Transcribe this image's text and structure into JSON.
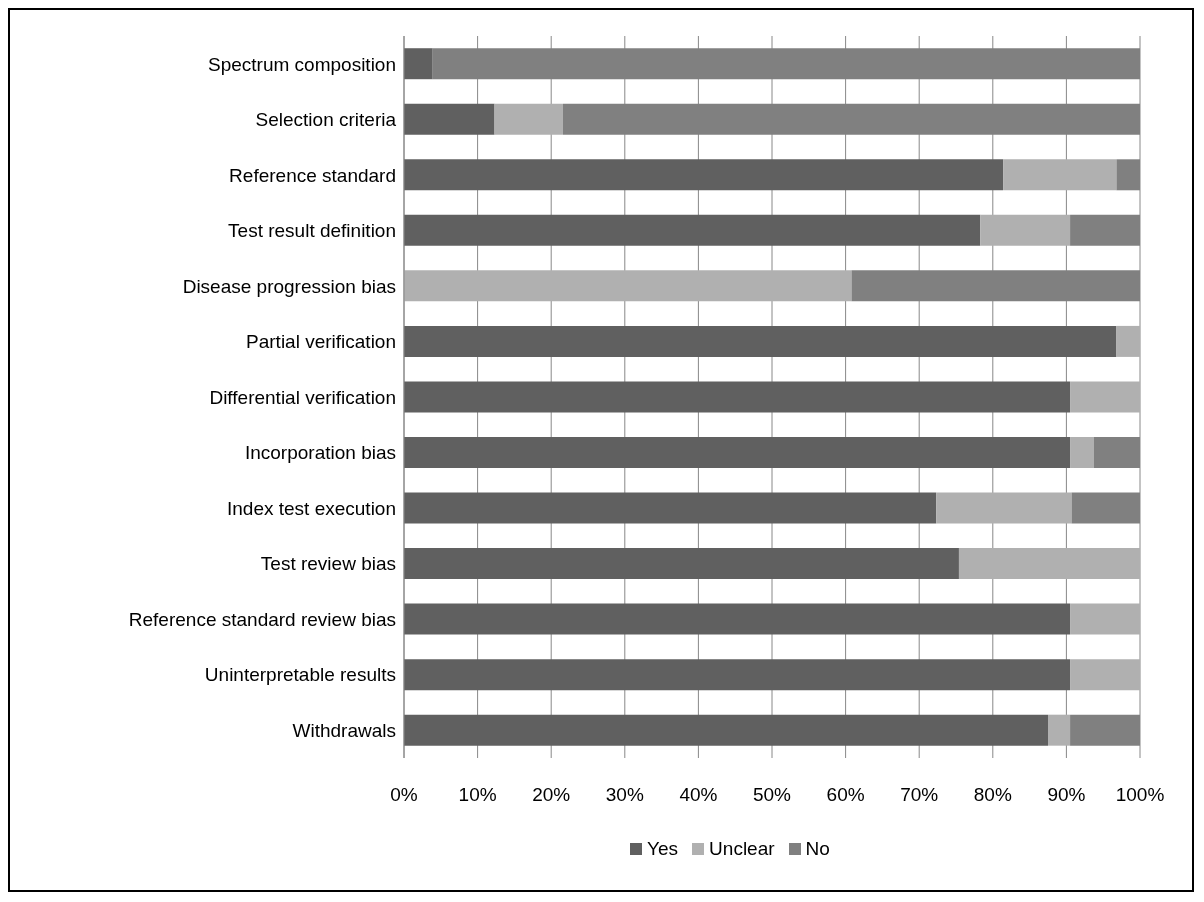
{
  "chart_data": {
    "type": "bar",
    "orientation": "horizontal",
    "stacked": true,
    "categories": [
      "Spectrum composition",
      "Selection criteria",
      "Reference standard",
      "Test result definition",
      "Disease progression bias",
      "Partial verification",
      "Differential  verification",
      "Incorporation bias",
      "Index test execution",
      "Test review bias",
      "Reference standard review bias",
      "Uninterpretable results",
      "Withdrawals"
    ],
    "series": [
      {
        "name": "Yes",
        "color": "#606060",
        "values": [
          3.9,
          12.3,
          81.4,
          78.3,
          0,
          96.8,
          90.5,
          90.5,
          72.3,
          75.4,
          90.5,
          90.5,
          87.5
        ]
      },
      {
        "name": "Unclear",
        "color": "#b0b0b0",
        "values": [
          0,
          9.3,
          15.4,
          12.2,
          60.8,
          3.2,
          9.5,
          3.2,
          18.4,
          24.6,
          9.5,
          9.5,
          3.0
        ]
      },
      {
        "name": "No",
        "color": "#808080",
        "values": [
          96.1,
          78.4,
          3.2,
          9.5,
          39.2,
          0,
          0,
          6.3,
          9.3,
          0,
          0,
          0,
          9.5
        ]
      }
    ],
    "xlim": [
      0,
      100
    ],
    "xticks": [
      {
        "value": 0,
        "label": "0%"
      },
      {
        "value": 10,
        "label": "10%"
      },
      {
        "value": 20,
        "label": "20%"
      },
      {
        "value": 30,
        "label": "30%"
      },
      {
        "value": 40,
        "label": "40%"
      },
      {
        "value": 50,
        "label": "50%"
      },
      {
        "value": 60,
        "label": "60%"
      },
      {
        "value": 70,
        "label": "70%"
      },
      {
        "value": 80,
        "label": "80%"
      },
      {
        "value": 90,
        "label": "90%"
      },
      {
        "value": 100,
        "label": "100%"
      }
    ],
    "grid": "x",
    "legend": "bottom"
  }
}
..........
**Problem description**. Omit the pictures. Transcribe every record exactly.

**Solved exercise**.
Transcribe this image's text and structure into JSON.
{
  "chart_data": {
    "type": "bar",
    "orientation": "horizontal",
    "stacked": true,
    "categories": [
      "Spectrum composition",
      "Selection criteria",
      "Reference standard",
      "Test result definition",
      "Disease progression bias",
      "Partial verification",
      "Differential  verification",
      "Incorporation bias",
      "Index test execution",
      "Test review bias",
      "Reference standard review bias",
      "Uninterpretable results",
      "Withdrawals"
    ],
    "series": [
      {
        "name": "Yes",
        "color": "#606060",
        "values": [
          3.9,
          12.3,
          81.4,
          78.3,
          0,
          96.8,
          90.5,
          90.5,
          72.3,
          75.4,
          90.5,
          90.5,
          87.5
        ]
      },
      {
        "name": "Unclear",
        "color": "#b0b0b0",
        "values": [
          0,
          9.3,
          15.4,
          12.2,
          60.8,
          3.2,
          9.5,
          3.2,
          18.4,
          24.6,
          9.5,
          9.5,
          3.0
        ]
      },
      {
        "name": "No",
        "color": "#808080",
        "values": [
          96.1,
          78.4,
          3.2,
          9.5,
          39.2,
          0,
          0,
          6.3,
          9.3,
          0,
          0,
          0,
          9.5
        ]
      }
    ],
    "xlim": [
      0,
      100
    ],
    "xticks": [
      {
        "value": 0,
        "label": "0%"
      },
      {
        "value": 10,
        "label": "10%"
      },
      {
        "value": 20,
        "label": "20%"
      },
      {
        "value": 30,
        "label": "30%"
      },
      {
        "value": 40,
        "label": "40%"
      },
      {
        "value": 50,
        "label": "50%"
      },
      {
        "value": 60,
        "label": "60%"
      },
      {
        "value": 70,
        "label": "70%"
      },
      {
        "value": 80,
        "label": "80%"
      },
      {
        "value": 90,
        "label": "90%"
      },
      {
        "value": 100,
        "label": "100%"
      }
    ],
    "grid": "x",
    "legend": "bottom"
  }
}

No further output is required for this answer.